### Given exercise
Write the data out again in full, with no departure from the original.

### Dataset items

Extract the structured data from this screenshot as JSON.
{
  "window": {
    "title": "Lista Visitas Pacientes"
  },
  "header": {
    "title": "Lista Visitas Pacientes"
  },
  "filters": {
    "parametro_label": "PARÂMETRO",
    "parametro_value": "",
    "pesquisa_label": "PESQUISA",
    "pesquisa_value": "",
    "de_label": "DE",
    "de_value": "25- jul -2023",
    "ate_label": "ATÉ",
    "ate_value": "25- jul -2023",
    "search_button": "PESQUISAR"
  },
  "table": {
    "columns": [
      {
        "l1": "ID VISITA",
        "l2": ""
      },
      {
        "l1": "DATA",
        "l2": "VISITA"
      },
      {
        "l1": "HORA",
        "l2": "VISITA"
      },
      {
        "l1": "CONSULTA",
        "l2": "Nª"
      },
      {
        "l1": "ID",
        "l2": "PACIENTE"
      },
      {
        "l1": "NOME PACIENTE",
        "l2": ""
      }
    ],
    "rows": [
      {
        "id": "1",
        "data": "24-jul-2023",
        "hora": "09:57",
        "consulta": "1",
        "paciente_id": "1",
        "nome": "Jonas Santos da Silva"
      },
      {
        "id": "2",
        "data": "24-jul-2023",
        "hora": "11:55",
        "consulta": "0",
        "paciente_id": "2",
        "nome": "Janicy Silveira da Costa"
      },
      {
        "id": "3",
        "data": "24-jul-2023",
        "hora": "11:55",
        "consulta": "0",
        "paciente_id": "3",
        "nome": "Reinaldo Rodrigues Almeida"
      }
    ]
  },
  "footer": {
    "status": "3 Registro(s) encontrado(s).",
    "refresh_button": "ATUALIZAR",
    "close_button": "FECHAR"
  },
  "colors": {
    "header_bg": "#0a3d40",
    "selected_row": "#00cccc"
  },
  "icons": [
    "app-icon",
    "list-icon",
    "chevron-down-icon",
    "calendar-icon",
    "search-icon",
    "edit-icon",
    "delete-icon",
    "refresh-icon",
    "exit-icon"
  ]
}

### Finished answer
Extract the structured data from this screenshot as JSON.
{
  "window": {
    "title": "Lista Visitas Pacientes"
  },
  "header": {
    "title": "Lista Visitas Pacientes"
  },
  "filters": {
    "parametro_label": "PARÂMETRO",
    "parametro_value": "",
    "pesquisa_label": "PESQUISA",
    "pesquisa_value": "",
    "de_label": "DE",
    "de_value": "25- jul -2023",
    "ate_label": "ATÉ",
    "ate_value": "25- jul -2023",
    "search_button": "PESQUISAR"
  },
  "table": {
    "columns": [
      {
        "l1": "ID VISITA",
        "l2": ""
      },
      {
        "l1": "DATA",
        "l2": "VISITA"
      },
      {
        "l1": "HORA",
        "l2": "VISITA"
      },
      {
        "l1": "CONSULTA",
        "l2": "Nª"
      },
      {
        "l1": "ID",
        "l2": "PACIENTE"
      },
      {
        "l1": "NOME PACIENTE",
        "l2": ""
      }
    ],
    "rows": [
      {
        "id": "1",
        "data": "24-jul-2023",
        "hora": "09:57",
        "consulta": "1",
        "paciente_id": "1",
        "nome": "Jonas Santos da Silva"
      },
      {
        "id": "2",
        "data": "24-jul-2023",
        "hora": "11:55",
        "consulta": "0",
        "paciente_id": "2",
        "nome": "Janicy Silveira da Costa"
      },
      {
        "id": "3",
        "data": "24-jul-2023",
        "hora": "11:55",
        "consulta": "0",
        "paciente_id": "3",
        "nome": "Reinaldo Rodrigues Almeida"
      }
    ]
  },
  "footer": {
    "status": "3 Registro(s) encontrado(s).",
    "refresh_button": "ATUALIZAR",
    "close_button": "FECHAR"
  },
  "colors": {
    "header_bg": "#0a3d40",
    "selected_row": "#00cccc"
  },
  "icons": [
    "app-icon",
    "list-icon",
    "chevron-down-icon",
    "calendar-icon",
    "search-icon",
    "edit-icon",
    "delete-icon",
    "refresh-icon",
    "exit-icon"
  ]
}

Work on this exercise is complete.